**Work instructions**
Only a number is wanted: how many lines of the entries include the string "image"?

*** Data provided ***

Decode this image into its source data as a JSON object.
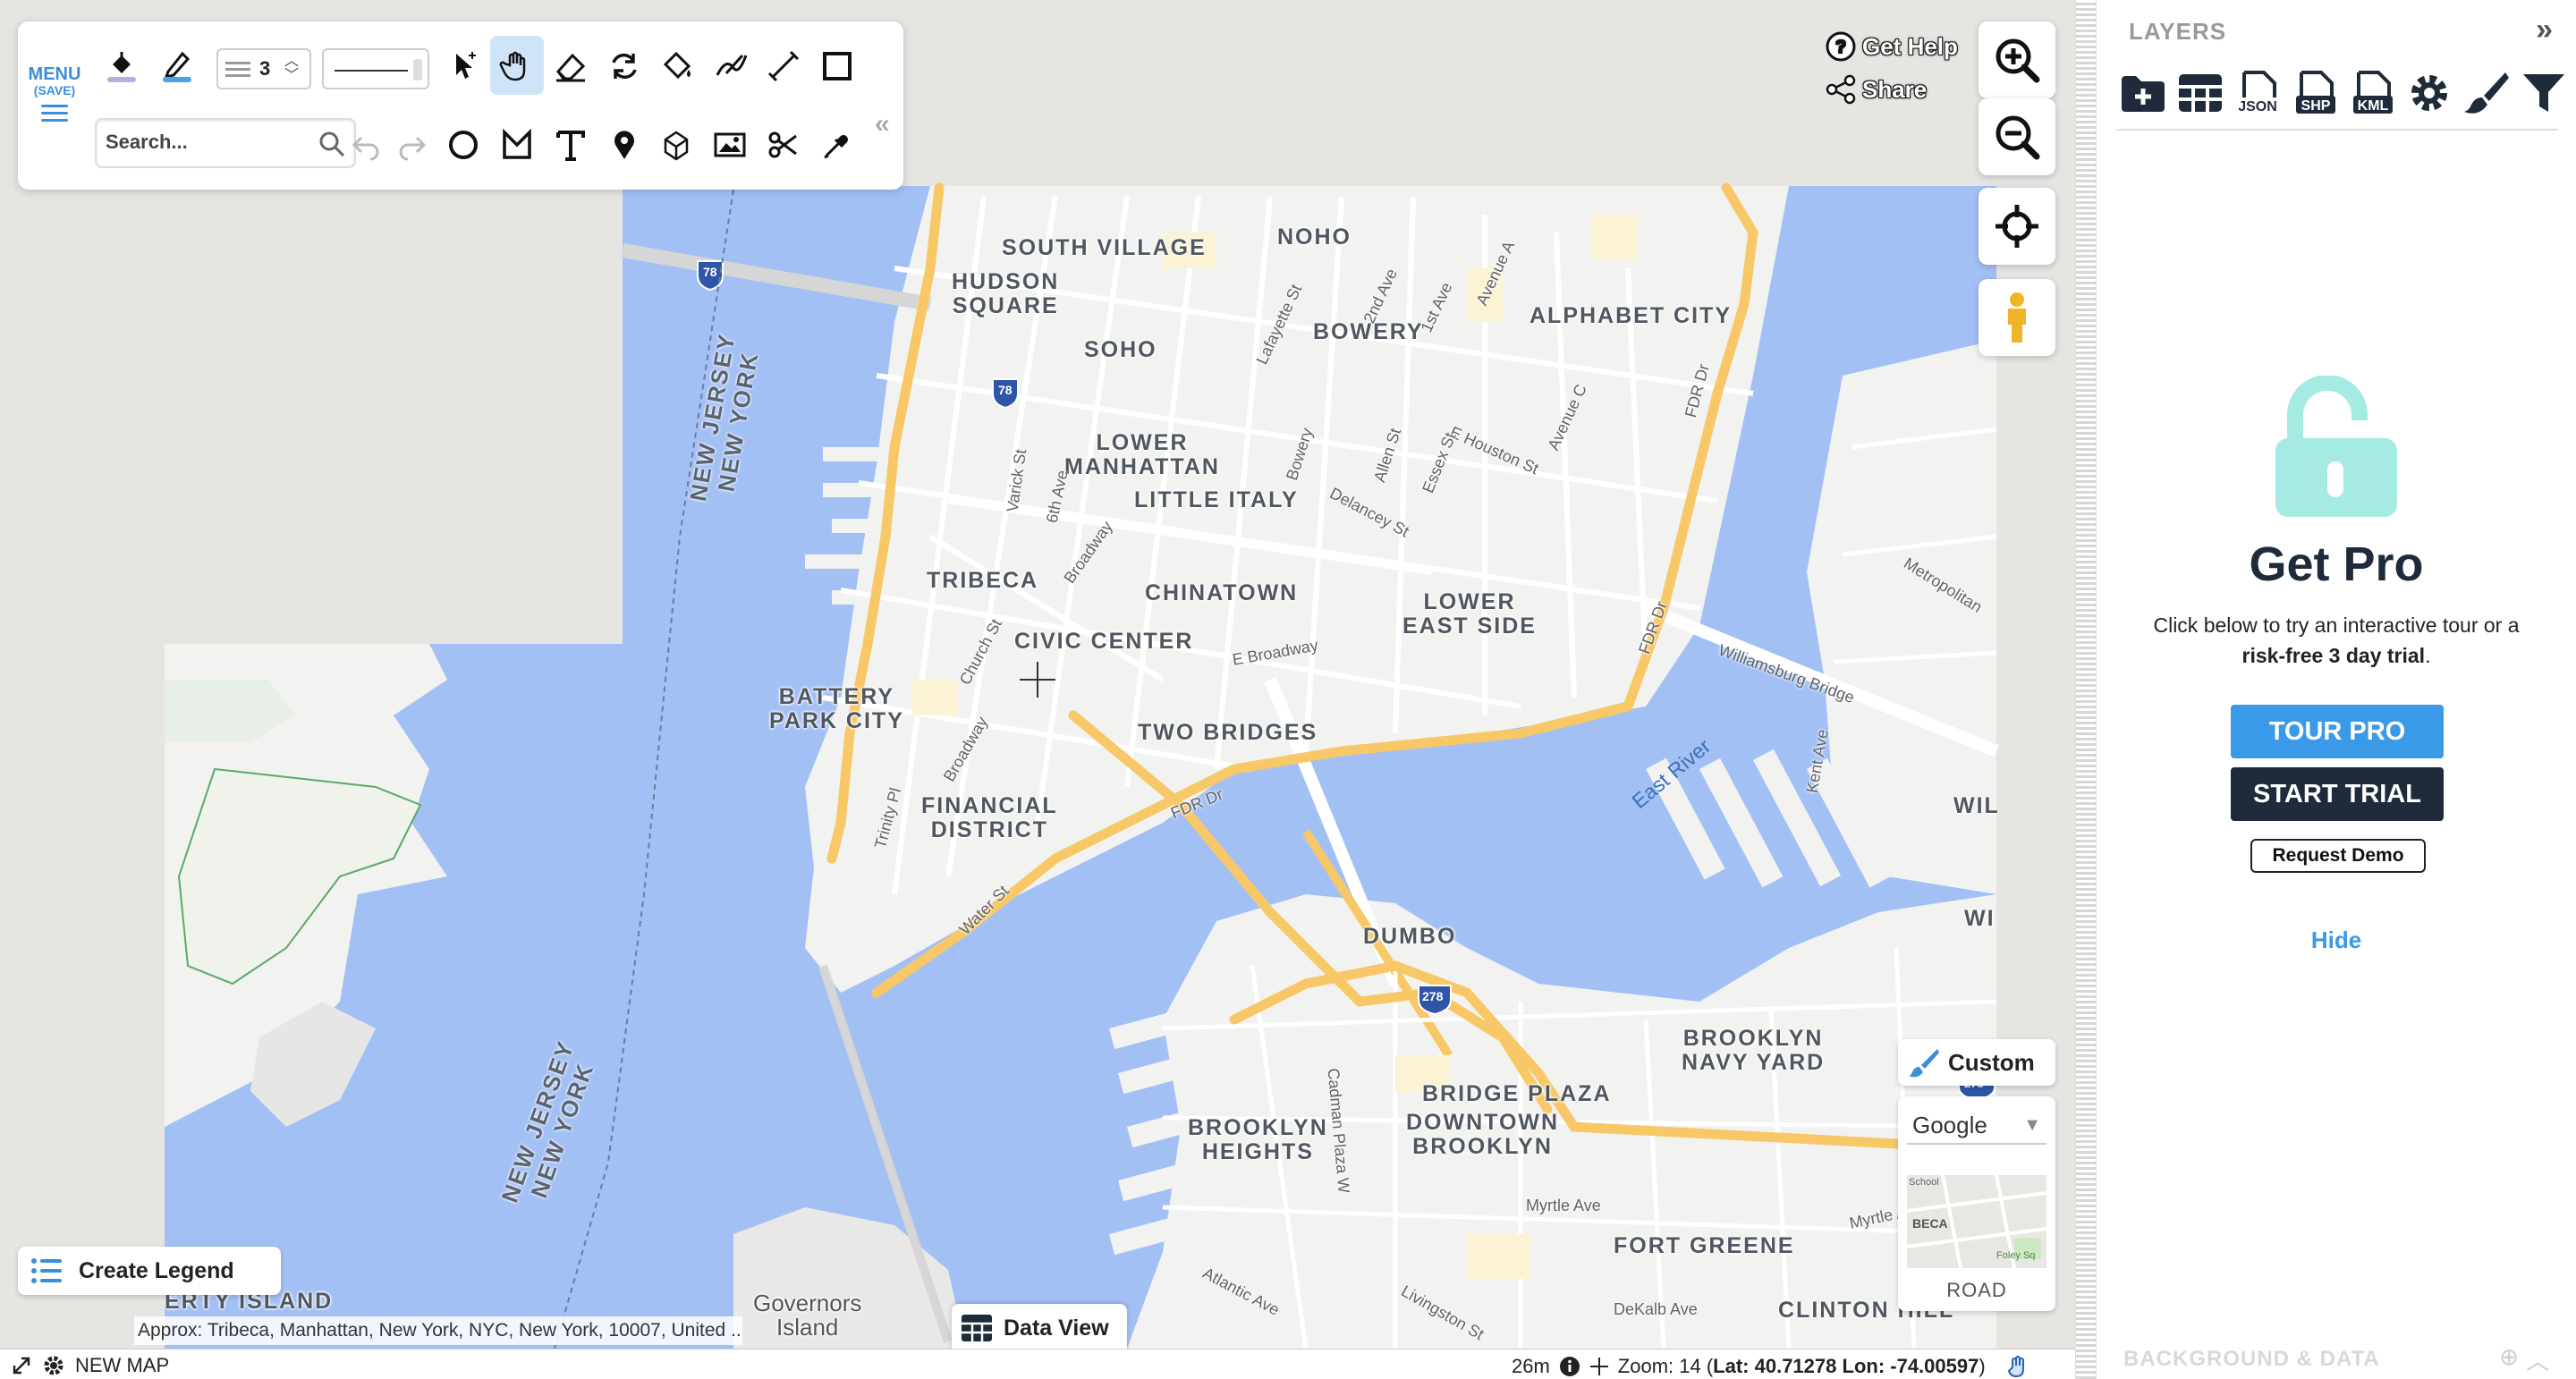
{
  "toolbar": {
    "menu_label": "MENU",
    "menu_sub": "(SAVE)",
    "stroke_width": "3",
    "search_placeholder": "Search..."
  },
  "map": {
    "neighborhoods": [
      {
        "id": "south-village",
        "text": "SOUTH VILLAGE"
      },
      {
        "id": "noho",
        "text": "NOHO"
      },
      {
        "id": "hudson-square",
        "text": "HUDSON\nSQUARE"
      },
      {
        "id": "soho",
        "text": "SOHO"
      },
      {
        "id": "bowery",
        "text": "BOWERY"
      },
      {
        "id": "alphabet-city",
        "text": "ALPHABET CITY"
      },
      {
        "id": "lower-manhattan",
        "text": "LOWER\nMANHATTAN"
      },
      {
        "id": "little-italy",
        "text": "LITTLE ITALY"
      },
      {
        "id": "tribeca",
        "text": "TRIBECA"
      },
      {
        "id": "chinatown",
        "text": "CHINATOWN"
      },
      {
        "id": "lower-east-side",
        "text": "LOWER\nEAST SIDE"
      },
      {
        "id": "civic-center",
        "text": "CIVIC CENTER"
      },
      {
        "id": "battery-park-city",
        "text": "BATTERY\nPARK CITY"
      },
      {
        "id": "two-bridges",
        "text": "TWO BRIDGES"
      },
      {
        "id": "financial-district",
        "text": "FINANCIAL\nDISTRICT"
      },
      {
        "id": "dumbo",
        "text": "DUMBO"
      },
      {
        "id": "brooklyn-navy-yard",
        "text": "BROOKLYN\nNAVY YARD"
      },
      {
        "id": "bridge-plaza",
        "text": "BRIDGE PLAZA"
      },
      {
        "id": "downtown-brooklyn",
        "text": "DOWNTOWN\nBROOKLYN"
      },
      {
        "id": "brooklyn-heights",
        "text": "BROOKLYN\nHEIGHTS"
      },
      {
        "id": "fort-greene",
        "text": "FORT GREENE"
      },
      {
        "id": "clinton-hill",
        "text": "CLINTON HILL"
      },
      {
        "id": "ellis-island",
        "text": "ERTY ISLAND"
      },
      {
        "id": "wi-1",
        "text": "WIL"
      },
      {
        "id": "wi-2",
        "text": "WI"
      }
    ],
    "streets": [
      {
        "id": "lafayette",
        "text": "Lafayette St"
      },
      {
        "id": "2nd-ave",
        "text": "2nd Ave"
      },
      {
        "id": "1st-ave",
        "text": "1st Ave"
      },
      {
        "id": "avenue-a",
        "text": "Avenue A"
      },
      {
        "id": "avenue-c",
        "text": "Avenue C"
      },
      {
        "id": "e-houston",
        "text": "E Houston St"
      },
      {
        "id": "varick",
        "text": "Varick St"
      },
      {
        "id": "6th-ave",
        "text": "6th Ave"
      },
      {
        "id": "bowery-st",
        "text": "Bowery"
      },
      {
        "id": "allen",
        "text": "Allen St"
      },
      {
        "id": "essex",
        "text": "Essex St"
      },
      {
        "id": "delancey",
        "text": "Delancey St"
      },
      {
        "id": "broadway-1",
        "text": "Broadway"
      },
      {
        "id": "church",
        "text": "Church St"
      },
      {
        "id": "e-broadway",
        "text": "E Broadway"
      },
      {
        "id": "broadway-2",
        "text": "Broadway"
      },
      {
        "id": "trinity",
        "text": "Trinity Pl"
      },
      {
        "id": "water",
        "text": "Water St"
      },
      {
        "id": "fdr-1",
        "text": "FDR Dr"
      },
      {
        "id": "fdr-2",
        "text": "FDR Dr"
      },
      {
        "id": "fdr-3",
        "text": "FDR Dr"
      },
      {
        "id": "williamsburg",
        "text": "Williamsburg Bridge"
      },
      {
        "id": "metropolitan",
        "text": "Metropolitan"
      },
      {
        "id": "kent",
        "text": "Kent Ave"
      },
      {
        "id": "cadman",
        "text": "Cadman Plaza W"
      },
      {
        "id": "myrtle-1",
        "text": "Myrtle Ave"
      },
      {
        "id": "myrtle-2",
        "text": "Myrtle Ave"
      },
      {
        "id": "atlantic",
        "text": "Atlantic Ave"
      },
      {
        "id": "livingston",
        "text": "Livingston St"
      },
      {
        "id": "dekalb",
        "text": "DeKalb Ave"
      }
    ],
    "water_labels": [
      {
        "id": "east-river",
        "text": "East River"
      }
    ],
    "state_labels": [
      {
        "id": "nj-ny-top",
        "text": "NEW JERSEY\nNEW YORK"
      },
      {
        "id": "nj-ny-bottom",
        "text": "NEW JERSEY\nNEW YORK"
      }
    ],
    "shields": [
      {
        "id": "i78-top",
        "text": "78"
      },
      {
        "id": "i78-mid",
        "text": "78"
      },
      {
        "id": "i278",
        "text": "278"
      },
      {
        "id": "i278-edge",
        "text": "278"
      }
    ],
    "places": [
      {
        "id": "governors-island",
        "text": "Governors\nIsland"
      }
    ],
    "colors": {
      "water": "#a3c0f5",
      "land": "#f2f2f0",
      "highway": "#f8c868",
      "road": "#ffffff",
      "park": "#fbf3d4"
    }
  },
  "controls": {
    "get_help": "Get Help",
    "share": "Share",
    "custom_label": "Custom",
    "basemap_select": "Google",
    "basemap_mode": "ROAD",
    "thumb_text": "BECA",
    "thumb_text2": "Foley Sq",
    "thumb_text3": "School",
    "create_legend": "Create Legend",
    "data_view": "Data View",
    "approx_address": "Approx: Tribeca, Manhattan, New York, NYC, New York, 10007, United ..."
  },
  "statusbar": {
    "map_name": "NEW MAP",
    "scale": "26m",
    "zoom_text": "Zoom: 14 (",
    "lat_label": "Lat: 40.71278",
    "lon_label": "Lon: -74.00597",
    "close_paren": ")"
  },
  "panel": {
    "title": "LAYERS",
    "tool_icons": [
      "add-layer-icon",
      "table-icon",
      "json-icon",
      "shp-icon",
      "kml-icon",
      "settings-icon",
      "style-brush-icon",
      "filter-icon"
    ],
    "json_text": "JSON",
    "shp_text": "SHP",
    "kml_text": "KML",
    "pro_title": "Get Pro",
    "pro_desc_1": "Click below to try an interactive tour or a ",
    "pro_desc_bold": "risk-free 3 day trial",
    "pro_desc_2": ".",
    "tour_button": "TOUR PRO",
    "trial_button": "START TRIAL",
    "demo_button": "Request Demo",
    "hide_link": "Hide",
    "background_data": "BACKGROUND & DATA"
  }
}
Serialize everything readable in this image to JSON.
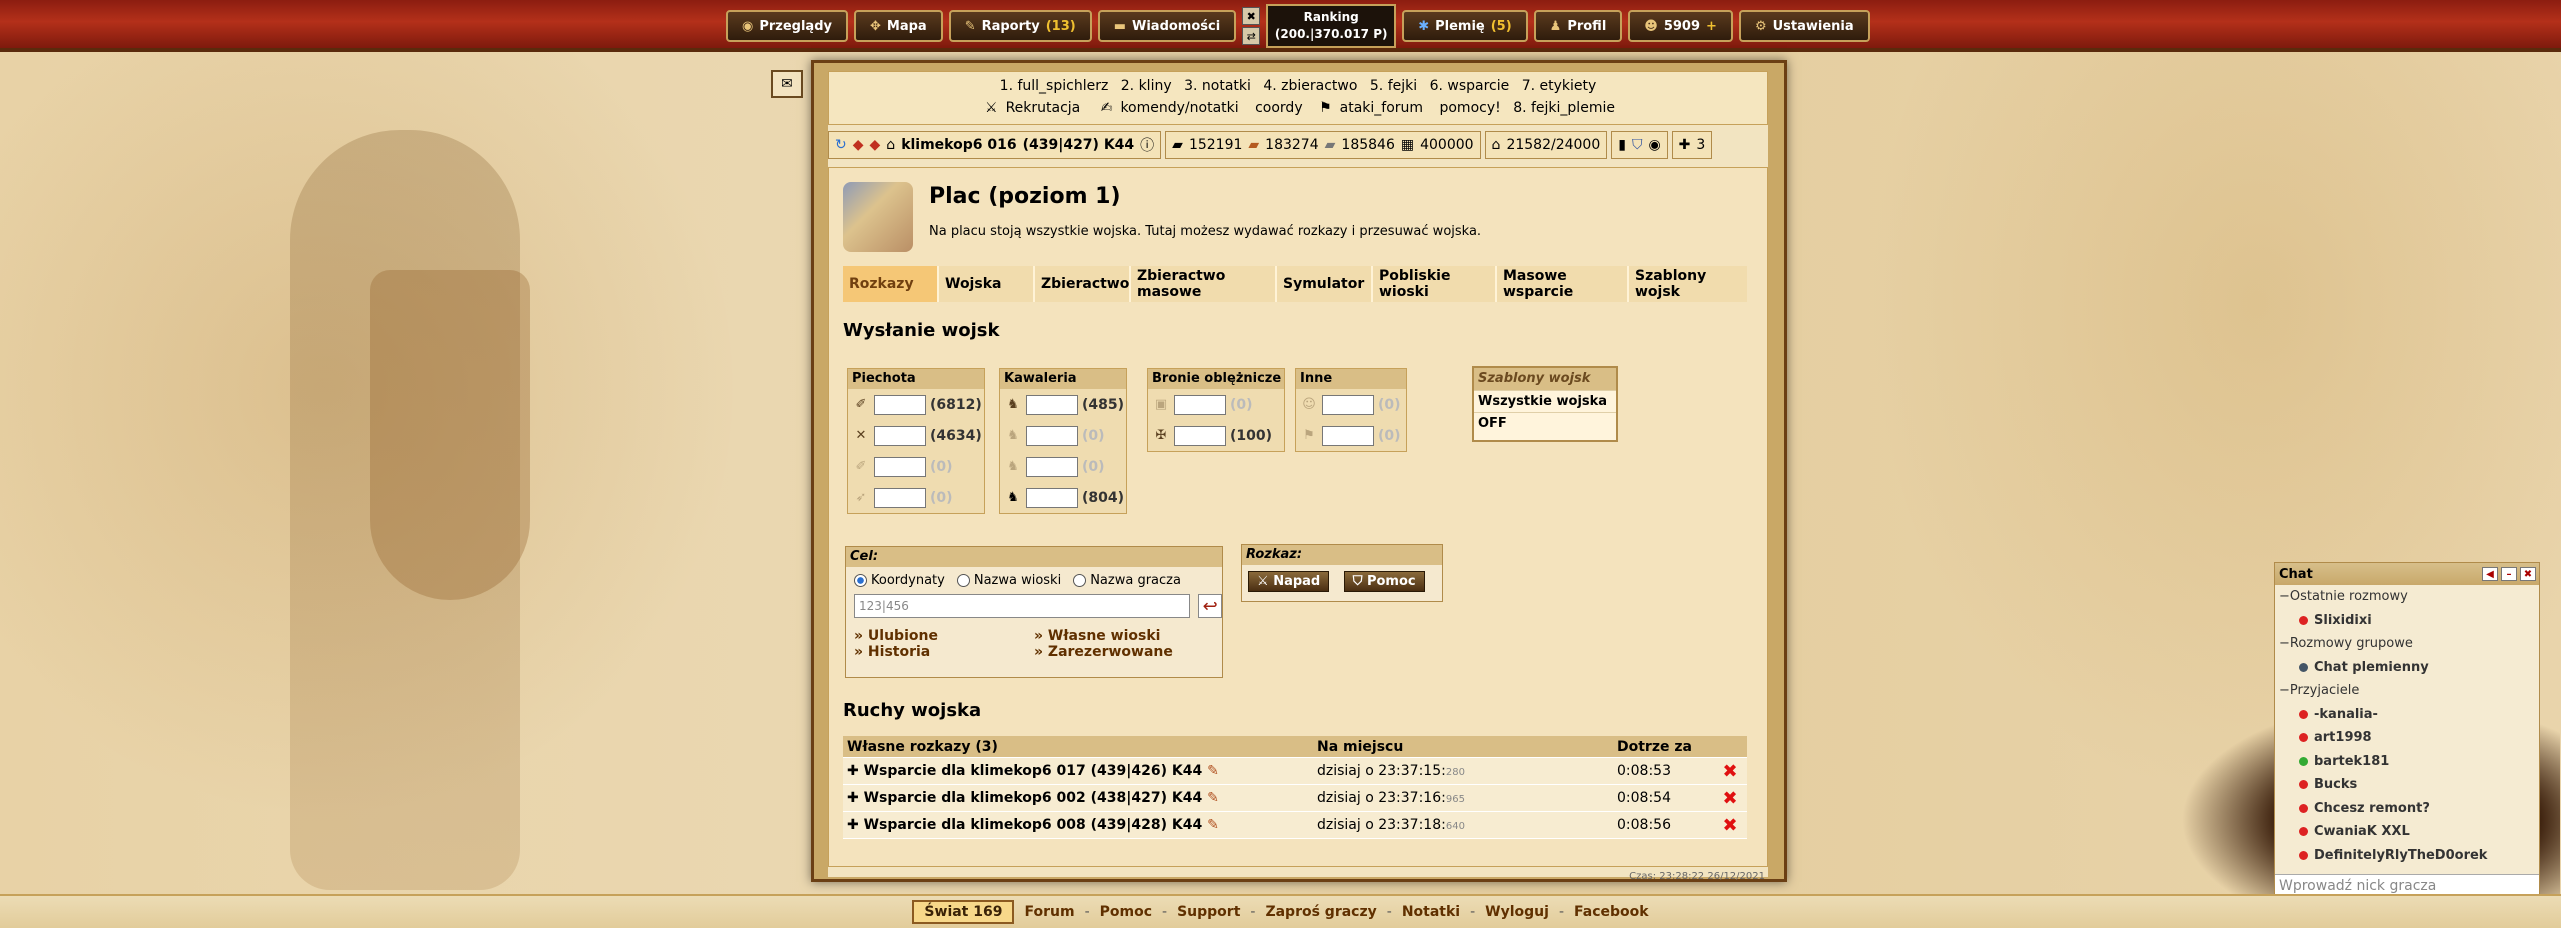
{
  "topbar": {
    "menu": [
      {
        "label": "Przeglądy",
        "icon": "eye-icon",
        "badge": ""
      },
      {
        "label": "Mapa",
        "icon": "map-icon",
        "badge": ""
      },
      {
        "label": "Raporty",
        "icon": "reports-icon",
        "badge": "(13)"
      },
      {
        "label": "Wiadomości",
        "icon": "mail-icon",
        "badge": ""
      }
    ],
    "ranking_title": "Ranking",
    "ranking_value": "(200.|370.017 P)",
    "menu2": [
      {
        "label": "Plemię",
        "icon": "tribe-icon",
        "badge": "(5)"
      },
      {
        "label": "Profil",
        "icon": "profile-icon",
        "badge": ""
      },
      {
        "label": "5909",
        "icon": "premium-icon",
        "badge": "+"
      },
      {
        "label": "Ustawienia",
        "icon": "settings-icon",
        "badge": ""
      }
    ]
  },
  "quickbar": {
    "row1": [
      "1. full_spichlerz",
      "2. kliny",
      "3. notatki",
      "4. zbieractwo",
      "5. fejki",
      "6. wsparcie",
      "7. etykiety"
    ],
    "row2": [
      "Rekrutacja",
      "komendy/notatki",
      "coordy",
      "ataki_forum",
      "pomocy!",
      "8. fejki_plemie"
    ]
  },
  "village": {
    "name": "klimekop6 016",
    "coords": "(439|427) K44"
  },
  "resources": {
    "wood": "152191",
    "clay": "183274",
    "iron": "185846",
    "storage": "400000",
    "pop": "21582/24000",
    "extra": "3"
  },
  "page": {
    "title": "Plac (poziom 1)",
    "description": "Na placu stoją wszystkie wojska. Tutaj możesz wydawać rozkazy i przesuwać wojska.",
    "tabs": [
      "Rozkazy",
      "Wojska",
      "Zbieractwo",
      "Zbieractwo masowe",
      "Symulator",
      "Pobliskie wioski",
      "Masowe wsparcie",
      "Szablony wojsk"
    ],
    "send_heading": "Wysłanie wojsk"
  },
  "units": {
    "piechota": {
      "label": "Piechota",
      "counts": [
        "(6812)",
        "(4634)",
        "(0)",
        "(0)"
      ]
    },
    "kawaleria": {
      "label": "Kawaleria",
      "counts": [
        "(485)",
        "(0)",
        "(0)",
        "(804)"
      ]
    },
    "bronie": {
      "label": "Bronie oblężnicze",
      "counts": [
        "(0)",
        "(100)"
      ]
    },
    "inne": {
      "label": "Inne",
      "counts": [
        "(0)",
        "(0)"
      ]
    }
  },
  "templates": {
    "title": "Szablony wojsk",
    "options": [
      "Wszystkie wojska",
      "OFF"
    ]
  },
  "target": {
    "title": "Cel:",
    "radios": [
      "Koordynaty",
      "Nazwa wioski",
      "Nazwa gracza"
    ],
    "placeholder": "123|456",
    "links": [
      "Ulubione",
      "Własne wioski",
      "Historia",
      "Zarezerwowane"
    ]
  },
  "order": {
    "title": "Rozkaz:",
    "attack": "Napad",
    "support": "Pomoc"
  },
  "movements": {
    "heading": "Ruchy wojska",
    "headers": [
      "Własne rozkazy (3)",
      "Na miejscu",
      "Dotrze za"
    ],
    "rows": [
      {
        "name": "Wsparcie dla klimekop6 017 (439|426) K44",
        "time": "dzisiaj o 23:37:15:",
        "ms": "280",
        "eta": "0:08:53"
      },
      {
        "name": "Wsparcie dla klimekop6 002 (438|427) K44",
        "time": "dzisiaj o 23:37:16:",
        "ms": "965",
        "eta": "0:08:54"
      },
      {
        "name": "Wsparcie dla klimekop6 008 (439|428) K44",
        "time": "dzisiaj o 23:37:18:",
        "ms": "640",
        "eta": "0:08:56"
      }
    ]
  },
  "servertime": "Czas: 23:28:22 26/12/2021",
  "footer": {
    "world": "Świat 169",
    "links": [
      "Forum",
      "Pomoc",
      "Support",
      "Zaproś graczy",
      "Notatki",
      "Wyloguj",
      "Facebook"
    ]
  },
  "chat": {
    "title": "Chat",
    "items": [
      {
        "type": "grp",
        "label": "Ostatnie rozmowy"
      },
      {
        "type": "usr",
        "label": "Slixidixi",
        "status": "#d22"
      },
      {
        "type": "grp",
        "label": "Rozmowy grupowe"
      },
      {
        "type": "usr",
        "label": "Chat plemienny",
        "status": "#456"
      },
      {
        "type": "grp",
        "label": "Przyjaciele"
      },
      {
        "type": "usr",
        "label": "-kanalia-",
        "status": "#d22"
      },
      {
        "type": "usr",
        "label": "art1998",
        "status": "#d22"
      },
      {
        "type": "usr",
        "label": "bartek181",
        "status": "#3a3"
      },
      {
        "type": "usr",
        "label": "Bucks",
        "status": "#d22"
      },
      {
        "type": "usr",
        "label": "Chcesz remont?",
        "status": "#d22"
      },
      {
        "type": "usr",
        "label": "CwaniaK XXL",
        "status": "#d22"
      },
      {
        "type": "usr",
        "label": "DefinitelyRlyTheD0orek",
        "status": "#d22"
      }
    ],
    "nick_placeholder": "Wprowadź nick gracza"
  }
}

***

**Result of this task**
2